- _Your objective_:
Write out all of the data without omission, exactly as shown.

- _Dataset rows_:
|---|

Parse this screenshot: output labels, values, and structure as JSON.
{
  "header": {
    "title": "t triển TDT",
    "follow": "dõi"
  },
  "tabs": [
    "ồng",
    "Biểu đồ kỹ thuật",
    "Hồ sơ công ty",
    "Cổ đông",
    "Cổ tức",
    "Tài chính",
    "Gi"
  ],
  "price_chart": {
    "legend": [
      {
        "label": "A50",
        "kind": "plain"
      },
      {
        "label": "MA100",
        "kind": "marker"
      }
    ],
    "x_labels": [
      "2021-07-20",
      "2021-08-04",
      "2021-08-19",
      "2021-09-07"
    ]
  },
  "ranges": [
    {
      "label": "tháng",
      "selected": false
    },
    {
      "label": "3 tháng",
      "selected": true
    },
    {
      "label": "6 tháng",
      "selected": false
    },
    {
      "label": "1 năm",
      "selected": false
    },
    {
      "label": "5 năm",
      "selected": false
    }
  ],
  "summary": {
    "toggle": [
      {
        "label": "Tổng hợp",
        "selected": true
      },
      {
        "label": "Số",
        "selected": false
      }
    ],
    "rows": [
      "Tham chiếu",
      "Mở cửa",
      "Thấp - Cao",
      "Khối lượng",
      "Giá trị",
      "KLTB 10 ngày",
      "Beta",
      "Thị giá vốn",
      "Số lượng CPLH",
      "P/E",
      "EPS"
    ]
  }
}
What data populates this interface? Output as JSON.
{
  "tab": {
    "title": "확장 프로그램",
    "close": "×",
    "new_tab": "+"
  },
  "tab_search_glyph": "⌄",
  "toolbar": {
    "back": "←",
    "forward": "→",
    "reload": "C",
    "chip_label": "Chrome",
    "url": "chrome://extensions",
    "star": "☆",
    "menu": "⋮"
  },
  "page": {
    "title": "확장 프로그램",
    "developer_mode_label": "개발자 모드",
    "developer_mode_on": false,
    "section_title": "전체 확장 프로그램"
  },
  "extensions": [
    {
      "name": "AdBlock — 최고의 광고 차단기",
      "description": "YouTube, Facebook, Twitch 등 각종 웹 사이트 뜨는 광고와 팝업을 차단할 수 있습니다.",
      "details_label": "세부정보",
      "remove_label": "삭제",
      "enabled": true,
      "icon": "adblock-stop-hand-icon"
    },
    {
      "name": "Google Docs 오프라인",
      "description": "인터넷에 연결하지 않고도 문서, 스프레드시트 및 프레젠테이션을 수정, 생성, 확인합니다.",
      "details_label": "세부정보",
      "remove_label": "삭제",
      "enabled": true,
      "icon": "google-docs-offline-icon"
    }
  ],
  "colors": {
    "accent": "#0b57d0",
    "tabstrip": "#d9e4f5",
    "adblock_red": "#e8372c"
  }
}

|---|

- _Written response_:
Parse this screenshot: output labels, values, and structure as JSON.
{
  "header": {
    "title": "t triển TDT",
    "follow": "dõi"
  },
  "tabs": [
    "ồng",
    "Biểu đồ kỹ thuật",
    "Hồ sơ công ty",
    "Cổ đông",
    "Cổ tức",
    "Tài chính",
    "Gi"
  ],
  "price_chart": {
    "legend": [
      {
        "label": "A50",
        "kind": "plain"
      },
      {
        "label": "MA100",
        "kind": "marker"
      }
    ],
    "x_labels": [
      "2021-07-20",
      "2021-08-04",
      "2021-08-19",
      "2021-09-07"
    ]
  },
  "ranges": [
    {
      "label": "tháng",
      "selected": false
    },
    {
      "label": "3 tháng",
      "selected": true
    },
    {
      "label": "6 tháng",
      "selected": false
    },
    {
      "label": "1 năm",
      "selected": false
    },
    {
      "label": "5 năm",
      "selected": false
    }
  ],
  "summary": {
    "toggle": [
      {
        "label": "Tổng hợp",
        "selected": true
      },
      {
        "label": "Số",
        "selected": false
      }
    ],
    "rows": [
      "Tham chiếu",
      "Mở cửa",
      "Thấp - Cao",
      "Khối lượng",
      "Giá trị",
      "KLTB 10 ngày",
      "Beta",
      "Thị giá vốn",
      "Số lượng CPLH",
      "P/E",
      "EPS"
    ]
  }
}
What data populates this interface? Output as JSON.
{
  "tab": {
    "title": "확장 프로그램",
    "close": "×",
    "new_tab": "+"
  },
  "tab_search_glyph": "⌄",
  "toolbar": {
    "back": "←",
    "forward": "→",
    "reload": "C",
    "chip_label": "Chrome",
    "url": "chrome://extensions",
    "star": "☆",
    "menu": "⋮"
  },
  "page": {
    "title": "확장 프로그램",
    "developer_mode_label": "개발자 모드",
    "developer_mode_on": false,
    "section_title": "전체 확장 프로그램"
  },
  "extensions": [
    {
      "name": "AdBlock — 최고의 광고 차단기",
      "description": "YouTube, Facebook, Twitch 등 각종 웹 사이트 뜨는 광고와 팝업을 차단할 수 있습니다.",
      "details_label": "세부정보",
      "remove_label": "삭제",
      "enabled": true,
      "icon": "adblock-stop-hand-icon"
    },
    {
      "name": "Google Docs 오프라인",
      "description": "인터넷에 연결하지 않고도 문서, 스프레드시트 및 프레젠테이션을 수정, 생성, 확인합니다.",
      "details_label": "세부정보",
      "remove_label": "삭제",
      "enabled": true,
      "icon": "google-docs-offline-icon"
    }
  ],
  "colors": {
    "accent": "#0b57d0",
    "tabstrip": "#d9e4f5",
    "adblock_red": "#e8372c"
  }
}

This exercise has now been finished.